### [The exercise]
Return the records in full, exactly as given.

### [Extracted records]
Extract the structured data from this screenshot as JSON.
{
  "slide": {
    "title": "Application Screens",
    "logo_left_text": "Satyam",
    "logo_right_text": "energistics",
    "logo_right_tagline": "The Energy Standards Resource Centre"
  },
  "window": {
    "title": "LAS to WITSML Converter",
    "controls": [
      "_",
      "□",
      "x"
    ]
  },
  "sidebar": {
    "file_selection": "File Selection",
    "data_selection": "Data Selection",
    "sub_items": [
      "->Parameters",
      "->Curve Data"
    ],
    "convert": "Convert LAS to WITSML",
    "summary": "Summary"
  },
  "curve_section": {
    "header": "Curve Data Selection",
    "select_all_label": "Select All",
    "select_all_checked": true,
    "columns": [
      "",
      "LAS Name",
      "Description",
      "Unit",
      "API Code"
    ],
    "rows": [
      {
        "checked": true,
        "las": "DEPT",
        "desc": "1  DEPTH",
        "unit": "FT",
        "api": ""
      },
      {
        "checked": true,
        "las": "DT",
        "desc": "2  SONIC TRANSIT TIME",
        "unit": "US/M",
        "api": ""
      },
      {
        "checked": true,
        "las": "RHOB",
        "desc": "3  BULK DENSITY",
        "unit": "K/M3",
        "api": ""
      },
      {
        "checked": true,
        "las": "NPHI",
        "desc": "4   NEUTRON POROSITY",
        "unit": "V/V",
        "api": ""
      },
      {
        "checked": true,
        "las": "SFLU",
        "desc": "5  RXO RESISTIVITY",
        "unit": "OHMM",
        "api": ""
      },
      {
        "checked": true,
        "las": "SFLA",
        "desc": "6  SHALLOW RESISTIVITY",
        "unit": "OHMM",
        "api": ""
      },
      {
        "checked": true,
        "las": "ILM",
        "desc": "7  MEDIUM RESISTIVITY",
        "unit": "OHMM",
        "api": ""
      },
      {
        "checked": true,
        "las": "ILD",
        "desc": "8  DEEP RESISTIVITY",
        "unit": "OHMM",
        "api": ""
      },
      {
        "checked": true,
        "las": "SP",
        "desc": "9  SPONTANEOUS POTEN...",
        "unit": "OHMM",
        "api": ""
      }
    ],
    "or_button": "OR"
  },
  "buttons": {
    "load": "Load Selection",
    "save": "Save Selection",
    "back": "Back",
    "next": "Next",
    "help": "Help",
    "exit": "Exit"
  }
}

### [Response]
Extract the structured data from this screenshot as JSON.
{
  "slide": {
    "title": "Application Screens",
    "logo_left_text": "Satyam",
    "logo_right_text": "energistics",
    "logo_right_tagline": "The Energy Standards Resource Centre"
  },
  "window": {
    "title": "LAS to WITSML Converter",
    "controls": [
      "_",
      "□",
      "x"
    ]
  },
  "sidebar": {
    "file_selection": "File Selection",
    "data_selection": "Data Selection",
    "sub_items": [
      "->Parameters",
      "->Curve Data"
    ],
    "convert": "Convert LAS to WITSML",
    "summary": "Summary"
  },
  "curve_section": {
    "header": "Curve Data Selection",
    "select_all_label": "Select All",
    "select_all_checked": true,
    "columns": [
      "",
      "LAS Name",
      "Description",
      "Unit",
      "API Code"
    ],
    "rows": [
      {
        "checked": true,
        "las": "DEPT",
        "desc": "1  DEPTH",
        "unit": "FT",
        "api": ""
      },
      {
        "checked": true,
        "las": "DT",
        "desc": "2  SONIC TRANSIT TIME",
        "unit": "US/M",
        "api": ""
      },
      {
        "checked": true,
        "las": "RHOB",
        "desc": "3  BULK DENSITY",
        "unit": "K/M3",
        "api": ""
      },
      {
        "checked": true,
        "las": "NPHI",
        "desc": "4   NEUTRON POROSITY",
        "unit": "V/V",
        "api": ""
      },
      {
        "checked": true,
        "las": "SFLU",
        "desc": "5  RXO RESISTIVITY",
        "unit": "OHMM",
        "api": ""
      },
      {
        "checked": true,
        "las": "SFLA",
        "desc": "6  SHALLOW RESISTIVITY",
        "unit": "OHMM",
        "api": ""
      },
      {
        "checked": true,
        "las": "ILM",
        "desc": "7  MEDIUM RESISTIVITY",
        "unit": "OHMM",
        "api": ""
      },
      {
        "checked": true,
        "las": "ILD",
        "desc": "8  DEEP RESISTIVITY",
        "unit": "OHMM",
        "api": ""
      },
      {
        "checked": true,
        "las": "SP",
        "desc": "9  SPONTANEOUS POTEN...",
        "unit": "OHMM",
        "api": ""
      }
    ],
    "or_button": "OR"
  },
  "buttons": {
    "load": "Load Selection",
    "save": "Save Selection",
    "back": "Back",
    "next": "Next",
    "help": "Help",
    "exit": "Exit"
  }
}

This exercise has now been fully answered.